Collection entries
^^^^
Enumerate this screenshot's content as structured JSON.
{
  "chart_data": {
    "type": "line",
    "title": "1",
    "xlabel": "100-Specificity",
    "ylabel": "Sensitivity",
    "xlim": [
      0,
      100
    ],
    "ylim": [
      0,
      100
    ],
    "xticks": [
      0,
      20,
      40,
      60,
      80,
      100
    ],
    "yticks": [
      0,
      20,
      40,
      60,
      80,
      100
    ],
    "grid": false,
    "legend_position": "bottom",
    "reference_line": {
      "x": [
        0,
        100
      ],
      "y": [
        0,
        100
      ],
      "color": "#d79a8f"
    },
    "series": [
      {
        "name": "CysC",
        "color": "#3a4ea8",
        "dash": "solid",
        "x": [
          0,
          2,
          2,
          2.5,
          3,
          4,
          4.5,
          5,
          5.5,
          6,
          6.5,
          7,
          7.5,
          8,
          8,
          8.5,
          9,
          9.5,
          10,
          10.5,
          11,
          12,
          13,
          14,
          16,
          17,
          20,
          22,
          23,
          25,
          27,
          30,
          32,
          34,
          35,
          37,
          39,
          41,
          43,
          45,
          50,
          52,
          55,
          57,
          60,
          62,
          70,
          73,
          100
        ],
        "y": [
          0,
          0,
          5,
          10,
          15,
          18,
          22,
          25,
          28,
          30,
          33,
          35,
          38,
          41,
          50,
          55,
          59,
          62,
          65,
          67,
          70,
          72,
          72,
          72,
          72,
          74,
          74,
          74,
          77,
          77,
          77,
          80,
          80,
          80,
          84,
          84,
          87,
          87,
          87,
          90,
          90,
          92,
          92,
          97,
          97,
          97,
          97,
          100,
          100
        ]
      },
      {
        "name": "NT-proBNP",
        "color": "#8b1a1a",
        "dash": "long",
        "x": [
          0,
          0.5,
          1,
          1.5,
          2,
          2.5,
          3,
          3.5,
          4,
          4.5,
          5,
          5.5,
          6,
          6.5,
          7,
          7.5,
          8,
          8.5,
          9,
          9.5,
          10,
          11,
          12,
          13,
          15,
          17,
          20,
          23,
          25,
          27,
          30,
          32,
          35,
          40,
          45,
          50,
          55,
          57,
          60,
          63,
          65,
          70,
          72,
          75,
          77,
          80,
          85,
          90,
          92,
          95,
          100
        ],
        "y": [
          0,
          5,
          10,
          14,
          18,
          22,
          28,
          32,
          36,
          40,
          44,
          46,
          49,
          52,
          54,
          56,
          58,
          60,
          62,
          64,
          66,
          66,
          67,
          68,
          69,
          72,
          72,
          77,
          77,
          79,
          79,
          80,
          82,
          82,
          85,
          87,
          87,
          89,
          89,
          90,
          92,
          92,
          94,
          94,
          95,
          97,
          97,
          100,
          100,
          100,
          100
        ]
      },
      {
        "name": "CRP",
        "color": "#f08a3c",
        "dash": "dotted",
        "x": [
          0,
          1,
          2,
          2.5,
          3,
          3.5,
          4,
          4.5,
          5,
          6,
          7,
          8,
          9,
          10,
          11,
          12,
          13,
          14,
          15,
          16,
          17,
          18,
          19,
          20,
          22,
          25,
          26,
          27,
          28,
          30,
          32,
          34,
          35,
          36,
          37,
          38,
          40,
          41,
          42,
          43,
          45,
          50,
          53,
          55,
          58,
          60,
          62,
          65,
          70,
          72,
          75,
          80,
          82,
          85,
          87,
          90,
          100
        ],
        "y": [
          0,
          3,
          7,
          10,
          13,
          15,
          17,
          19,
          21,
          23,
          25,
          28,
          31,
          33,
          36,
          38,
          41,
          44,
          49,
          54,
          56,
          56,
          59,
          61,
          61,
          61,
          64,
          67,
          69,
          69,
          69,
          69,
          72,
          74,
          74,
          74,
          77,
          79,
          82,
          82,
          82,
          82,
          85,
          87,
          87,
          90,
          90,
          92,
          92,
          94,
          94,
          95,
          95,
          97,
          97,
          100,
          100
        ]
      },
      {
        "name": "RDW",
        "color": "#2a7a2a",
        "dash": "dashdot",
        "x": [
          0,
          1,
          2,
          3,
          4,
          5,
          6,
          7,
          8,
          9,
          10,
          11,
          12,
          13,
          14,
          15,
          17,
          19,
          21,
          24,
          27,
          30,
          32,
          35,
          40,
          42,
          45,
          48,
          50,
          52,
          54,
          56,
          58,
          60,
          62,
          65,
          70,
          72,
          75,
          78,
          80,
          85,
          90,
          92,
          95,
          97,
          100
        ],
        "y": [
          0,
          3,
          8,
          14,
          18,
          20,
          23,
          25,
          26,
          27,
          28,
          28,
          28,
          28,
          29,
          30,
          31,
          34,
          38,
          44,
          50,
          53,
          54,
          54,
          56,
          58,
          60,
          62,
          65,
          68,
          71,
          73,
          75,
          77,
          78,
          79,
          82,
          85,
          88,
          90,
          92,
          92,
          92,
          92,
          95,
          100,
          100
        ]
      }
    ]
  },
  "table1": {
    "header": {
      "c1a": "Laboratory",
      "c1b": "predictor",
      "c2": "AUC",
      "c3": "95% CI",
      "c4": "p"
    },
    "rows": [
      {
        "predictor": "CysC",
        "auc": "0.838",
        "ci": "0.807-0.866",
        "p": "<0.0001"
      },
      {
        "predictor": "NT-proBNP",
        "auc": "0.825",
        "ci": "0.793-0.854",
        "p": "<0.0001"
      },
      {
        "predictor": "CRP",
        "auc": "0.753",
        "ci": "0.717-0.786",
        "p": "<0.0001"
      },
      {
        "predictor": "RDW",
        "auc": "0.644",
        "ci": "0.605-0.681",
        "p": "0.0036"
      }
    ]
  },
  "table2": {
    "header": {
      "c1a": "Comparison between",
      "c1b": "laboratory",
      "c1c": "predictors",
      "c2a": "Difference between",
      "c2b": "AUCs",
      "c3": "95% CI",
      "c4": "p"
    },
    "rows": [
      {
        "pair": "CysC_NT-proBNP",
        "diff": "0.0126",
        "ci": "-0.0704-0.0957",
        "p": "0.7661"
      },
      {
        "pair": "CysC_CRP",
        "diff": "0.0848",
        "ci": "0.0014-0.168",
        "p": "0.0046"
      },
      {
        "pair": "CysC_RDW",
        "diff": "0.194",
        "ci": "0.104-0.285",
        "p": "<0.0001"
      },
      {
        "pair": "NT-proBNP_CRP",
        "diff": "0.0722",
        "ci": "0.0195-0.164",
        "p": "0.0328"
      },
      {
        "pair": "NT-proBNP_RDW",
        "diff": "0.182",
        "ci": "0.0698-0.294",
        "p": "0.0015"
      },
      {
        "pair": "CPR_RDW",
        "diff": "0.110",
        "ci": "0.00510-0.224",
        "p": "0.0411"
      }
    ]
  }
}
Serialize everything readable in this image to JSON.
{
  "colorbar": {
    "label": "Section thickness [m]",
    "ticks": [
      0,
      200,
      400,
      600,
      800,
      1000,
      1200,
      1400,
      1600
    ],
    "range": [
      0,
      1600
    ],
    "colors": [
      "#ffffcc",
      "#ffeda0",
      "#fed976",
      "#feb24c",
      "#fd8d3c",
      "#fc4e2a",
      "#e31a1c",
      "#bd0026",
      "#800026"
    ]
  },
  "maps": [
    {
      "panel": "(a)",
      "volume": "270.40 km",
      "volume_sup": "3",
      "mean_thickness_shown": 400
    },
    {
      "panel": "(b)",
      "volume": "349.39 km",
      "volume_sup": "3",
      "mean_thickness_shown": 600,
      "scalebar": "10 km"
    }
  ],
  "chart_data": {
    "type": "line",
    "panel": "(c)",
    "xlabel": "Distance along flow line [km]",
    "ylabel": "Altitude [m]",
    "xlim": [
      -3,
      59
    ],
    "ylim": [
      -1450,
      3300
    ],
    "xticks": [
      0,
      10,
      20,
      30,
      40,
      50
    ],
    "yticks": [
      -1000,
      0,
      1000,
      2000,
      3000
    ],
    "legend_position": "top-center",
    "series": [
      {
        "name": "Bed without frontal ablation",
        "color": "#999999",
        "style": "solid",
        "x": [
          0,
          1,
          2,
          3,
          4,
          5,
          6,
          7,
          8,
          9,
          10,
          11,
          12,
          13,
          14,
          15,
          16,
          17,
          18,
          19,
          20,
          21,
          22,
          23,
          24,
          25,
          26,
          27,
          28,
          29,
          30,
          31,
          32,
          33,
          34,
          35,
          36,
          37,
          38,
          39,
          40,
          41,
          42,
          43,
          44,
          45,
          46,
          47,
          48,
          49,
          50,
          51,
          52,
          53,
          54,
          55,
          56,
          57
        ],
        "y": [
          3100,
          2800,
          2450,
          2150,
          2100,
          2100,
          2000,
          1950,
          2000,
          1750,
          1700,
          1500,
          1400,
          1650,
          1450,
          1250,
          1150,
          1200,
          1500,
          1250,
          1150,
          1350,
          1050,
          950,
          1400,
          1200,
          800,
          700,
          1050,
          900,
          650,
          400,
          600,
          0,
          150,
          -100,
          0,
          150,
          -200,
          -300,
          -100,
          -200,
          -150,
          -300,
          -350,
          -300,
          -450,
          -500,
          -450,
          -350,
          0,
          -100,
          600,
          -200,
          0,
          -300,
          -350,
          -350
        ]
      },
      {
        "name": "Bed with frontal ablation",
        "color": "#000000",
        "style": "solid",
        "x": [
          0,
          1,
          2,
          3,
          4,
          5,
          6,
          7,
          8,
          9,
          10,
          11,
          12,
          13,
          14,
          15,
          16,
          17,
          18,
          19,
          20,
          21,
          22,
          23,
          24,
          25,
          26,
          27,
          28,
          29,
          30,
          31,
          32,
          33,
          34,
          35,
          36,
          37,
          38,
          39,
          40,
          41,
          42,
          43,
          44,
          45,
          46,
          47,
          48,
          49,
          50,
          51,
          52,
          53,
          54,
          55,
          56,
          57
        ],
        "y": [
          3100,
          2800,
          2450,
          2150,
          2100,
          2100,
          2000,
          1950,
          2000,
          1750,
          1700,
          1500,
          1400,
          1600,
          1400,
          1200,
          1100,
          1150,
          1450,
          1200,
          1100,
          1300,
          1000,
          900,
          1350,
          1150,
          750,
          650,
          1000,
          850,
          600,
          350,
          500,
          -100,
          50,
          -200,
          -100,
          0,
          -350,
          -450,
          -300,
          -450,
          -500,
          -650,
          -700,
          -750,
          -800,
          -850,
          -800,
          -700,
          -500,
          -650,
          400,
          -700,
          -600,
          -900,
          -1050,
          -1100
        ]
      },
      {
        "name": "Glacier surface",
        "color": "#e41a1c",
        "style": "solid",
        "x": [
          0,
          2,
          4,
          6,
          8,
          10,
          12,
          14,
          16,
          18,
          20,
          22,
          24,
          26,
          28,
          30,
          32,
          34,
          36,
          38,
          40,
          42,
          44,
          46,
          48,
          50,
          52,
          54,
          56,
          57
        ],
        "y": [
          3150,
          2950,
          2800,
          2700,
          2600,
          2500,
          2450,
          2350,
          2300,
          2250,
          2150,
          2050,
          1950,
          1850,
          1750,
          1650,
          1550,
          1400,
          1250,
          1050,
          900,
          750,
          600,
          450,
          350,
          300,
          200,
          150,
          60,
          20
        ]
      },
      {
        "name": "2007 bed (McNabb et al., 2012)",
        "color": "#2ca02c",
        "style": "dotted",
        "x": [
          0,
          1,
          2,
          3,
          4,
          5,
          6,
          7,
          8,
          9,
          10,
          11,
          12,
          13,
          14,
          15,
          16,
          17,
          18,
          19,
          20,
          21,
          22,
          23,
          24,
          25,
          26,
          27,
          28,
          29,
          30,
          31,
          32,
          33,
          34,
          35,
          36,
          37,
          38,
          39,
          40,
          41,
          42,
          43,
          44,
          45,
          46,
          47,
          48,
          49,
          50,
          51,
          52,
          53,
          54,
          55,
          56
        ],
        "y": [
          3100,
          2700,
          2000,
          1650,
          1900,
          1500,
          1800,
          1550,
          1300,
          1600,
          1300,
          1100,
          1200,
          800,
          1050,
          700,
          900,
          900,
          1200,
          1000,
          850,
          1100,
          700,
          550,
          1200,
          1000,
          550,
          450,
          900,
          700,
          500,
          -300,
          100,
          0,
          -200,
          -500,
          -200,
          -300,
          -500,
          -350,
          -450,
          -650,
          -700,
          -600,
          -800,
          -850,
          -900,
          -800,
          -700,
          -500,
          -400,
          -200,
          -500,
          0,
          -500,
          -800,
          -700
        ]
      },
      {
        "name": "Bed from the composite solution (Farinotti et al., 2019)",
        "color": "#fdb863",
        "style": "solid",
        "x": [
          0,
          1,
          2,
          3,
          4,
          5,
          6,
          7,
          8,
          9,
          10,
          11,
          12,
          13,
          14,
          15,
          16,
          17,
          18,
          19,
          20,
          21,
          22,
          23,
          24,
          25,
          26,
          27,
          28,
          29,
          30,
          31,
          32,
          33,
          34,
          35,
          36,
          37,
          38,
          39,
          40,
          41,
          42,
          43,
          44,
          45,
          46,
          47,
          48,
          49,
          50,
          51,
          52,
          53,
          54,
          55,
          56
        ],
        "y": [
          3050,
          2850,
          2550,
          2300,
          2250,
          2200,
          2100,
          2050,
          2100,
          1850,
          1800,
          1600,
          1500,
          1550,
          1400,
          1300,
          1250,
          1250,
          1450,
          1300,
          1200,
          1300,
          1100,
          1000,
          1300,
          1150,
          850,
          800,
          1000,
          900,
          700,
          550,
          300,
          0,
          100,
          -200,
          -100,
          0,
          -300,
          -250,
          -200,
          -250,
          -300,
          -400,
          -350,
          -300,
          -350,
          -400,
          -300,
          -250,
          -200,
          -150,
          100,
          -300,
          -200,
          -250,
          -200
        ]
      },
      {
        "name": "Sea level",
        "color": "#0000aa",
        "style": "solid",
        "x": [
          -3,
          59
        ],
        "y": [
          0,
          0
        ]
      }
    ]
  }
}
^^^^
Return nothing except the number of lines that include the string "xlabel".

2